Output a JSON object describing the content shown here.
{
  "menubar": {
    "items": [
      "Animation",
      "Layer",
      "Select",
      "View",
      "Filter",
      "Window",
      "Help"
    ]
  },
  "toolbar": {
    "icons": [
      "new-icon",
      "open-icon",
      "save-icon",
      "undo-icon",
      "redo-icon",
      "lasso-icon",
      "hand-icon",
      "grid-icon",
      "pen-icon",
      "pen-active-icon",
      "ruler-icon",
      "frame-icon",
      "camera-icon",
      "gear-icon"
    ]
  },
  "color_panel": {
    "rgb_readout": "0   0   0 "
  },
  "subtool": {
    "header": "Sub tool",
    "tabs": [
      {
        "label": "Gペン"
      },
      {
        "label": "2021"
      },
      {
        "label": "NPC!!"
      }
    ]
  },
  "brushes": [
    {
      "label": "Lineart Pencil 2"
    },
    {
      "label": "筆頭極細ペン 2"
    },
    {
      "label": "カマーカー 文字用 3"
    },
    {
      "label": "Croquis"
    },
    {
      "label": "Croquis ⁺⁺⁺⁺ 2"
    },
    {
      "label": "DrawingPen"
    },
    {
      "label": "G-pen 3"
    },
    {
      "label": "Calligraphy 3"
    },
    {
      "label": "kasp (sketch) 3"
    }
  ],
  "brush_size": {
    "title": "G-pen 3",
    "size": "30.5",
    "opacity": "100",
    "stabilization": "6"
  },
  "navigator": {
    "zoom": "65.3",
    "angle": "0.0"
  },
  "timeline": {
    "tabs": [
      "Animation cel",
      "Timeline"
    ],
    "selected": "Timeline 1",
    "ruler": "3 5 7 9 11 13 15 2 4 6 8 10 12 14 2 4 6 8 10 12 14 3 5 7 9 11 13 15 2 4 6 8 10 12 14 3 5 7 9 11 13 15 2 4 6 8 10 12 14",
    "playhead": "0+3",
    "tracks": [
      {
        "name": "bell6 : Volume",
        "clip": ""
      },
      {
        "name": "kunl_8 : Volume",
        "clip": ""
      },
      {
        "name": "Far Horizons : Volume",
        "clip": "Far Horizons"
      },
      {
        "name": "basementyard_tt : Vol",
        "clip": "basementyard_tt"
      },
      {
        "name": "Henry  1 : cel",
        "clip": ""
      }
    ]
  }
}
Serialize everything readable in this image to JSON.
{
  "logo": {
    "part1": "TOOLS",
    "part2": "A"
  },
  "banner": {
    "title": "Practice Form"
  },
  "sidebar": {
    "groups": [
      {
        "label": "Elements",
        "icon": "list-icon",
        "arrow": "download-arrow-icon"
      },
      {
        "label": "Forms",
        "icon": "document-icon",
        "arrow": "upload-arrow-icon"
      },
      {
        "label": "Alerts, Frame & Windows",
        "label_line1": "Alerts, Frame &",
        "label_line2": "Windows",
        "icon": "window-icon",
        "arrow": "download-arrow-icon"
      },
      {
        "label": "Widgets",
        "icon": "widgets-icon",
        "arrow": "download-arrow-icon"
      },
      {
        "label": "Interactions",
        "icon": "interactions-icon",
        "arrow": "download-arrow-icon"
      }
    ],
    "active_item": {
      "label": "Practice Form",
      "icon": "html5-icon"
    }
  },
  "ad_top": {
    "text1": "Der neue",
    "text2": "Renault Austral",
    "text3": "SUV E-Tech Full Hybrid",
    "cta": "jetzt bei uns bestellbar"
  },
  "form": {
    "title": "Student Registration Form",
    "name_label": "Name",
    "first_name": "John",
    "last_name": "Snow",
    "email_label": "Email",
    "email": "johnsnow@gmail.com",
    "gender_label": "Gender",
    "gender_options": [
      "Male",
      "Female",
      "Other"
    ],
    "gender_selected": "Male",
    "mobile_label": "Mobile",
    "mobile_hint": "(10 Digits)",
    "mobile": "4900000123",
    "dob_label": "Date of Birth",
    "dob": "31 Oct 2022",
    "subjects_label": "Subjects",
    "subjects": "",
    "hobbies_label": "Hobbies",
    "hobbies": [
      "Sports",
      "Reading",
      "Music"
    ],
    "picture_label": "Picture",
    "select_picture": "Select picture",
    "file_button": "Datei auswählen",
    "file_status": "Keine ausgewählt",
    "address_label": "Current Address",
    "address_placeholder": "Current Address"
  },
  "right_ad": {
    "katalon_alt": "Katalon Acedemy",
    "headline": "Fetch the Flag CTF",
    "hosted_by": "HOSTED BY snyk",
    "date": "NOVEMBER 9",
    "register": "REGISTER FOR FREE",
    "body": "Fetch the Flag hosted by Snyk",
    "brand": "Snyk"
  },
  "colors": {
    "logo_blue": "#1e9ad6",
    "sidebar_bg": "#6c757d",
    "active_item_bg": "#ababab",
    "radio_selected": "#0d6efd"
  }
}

- **DO THIS**:
Give back all the data exactly as written.

- **WORKED SOLUTION**:
Output a JSON object describing the content shown here.
{
  "menubar": {
    "items": [
      "Animation",
      "Layer",
      "Select",
      "View",
      "Filter",
      "Window",
      "Help"
    ]
  },
  "toolbar": {
    "icons": [
      "new-icon",
      "open-icon",
      "save-icon",
      "undo-icon",
      "redo-icon",
      "lasso-icon",
      "hand-icon",
      "grid-icon",
      "pen-icon",
      "pen-active-icon",
      "ruler-icon",
      "frame-icon",
      "camera-icon",
      "gear-icon"
    ]
  },
  "color_panel": {
    "rgb_readout": "0   0   0 "
  },
  "subtool": {
    "header": "Sub tool",
    "tabs": [
      {
        "label": "Gペン"
      },
      {
        "label": "2021"
      },
      {
        "label": "NPC!!"
      }
    ]
  },
  "brushes": [
    {
      "label": "Lineart Pencil 2"
    },
    {
      "label": "筆頭極細ペン 2"
    },
    {
      "label": "カマーカー 文字用 3"
    },
    {
      "label": "Croquis"
    },
    {
      "label": "Croquis ⁺⁺⁺⁺ 2"
    },
    {
      "label": "DrawingPen"
    },
    {
      "label": "G-pen 3"
    },
    {
      "label": "Calligraphy 3"
    },
    {
      "label": "kasp (sketch) 3"
    }
  ],
  "brush_size": {
    "title": "G-pen 3",
    "size": "30.5",
    "opacity": "100",
    "stabilization": "6"
  },
  "navigator": {
    "zoom": "65.3",
    "angle": "0.0"
  },
  "timeline": {
    "tabs": [
      "Animation cel",
      "Timeline"
    ],
    "selected": "Timeline 1",
    "ruler": "3 5 7 9 11 13 15 2 4 6 8 10 12 14 2 4 6 8 10 12 14 3 5 7 9 11 13 15 2 4 6 8 10 12 14 3 5 7 9 11 13 15 2 4 6 8 10 12 14",
    "playhead": "0+3",
    "tracks": [
      {
        "name": "bell6 : Volume",
        "clip": ""
      },
      {
        "name": "kunl_8 : Volume",
        "clip": ""
      },
      {
        "name": "Far Horizons : Volume",
        "clip": "Far Horizons"
      },
      {
        "name": "basementyard_tt : Vol",
        "clip": "basementyard_tt"
      },
      {
        "name": "Henry  1 : cel",
        "clip": ""
      }
    ]
  }
}
Serialize everything readable in this image to JSON.
{
  "logo": {
    "part1": "TOOLS",
    "part2": "A"
  },
  "banner": {
    "title": "Practice Form"
  },
  "sidebar": {
    "groups": [
      {
        "label": "Elements",
        "icon": "list-icon",
        "arrow": "download-arrow-icon"
      },
      {
        "label": "Forms",
        "icon": "document-icon",
        "arrow": "upload-arrow-icon"
      },
      {
        "label": "Alerts, Frame & Windows",
        "label_line1": "Alerts, Frame &",
        "label_line2": "Windows",
        "icon": "window-icon",
        "arrow": "download-arrow-icon"
      },
      {
        "label": "Widgets",
        "icon": "widgets-icon",
        "arrow": "download-arrow-icon"
      },
      {
        "label": "Interactions",
        "icon": "interactions-icon",
        "arrow": "download-arrow-icon"
      }
    ],
    "active_item": {
      "label": "Practice Form",
      "icon": "html5-icon"
    }
  },
  "ad_top": {
    "text1": "Der neue",
    "text2": "Renault Austral",
    "text3": "SUV E-Tech Full Hybrid",
    "cta": "jetzt bei uns bestellbar"
  },
  "form": {
    "title": "Student Registration Form",
    "name_label": "Name",
    "first_name": "John",
    "last_name": "Snow",
    "email_label": "Email",
    "email": "johnsnow@gmail.com",
    "gender_label": "Gender",
    "gender_options": [
      "Male",
      "Female",
      "Other"
    ],
    "gender_selected": "Male",
    "mobile_label": "Mobile",
    "mobile_hint": "(10 Digits)",
    "mobile": "4900000123",
    "dob_label": "Date of Birth",
    "dob": "31 Oct 2022",
    "subjects_label": "Subjects",
    "subjects": "",
    "hobbies_label": "Hobbies",
    "hobbies": [
      "Sports",
      "Reading",
      "Music"
    ],
    "picture_label": "Picture",
    "select_picture": "Select picture",
    "file_button": "Datei auswählen",
    "file_status": "Keine ausgewählt",
    "address_label": "Current Address",
    "address_placeholder": "Current Address"
  },
  "right_ad": {
    "katalon_alt": "Katalon Acedemy",
    "headline": "Fetch the Flag CTF",
    "hosted_by": "HOSTED BY snyk",
    "date": "NOVEMBER 9",
    "register": "REGISTER FOR FREE",
    "body": "Fetch the Flag hosted by Snyk",
    "brand": "Snyk"
  },
  "colors": {
    "logo_blue": "#1e9ad6",
    "sidebar_bg": "#6c757d",
    "active_item_bg": "#ababab",
    "radio_selected": "#0d6efd"
  }
}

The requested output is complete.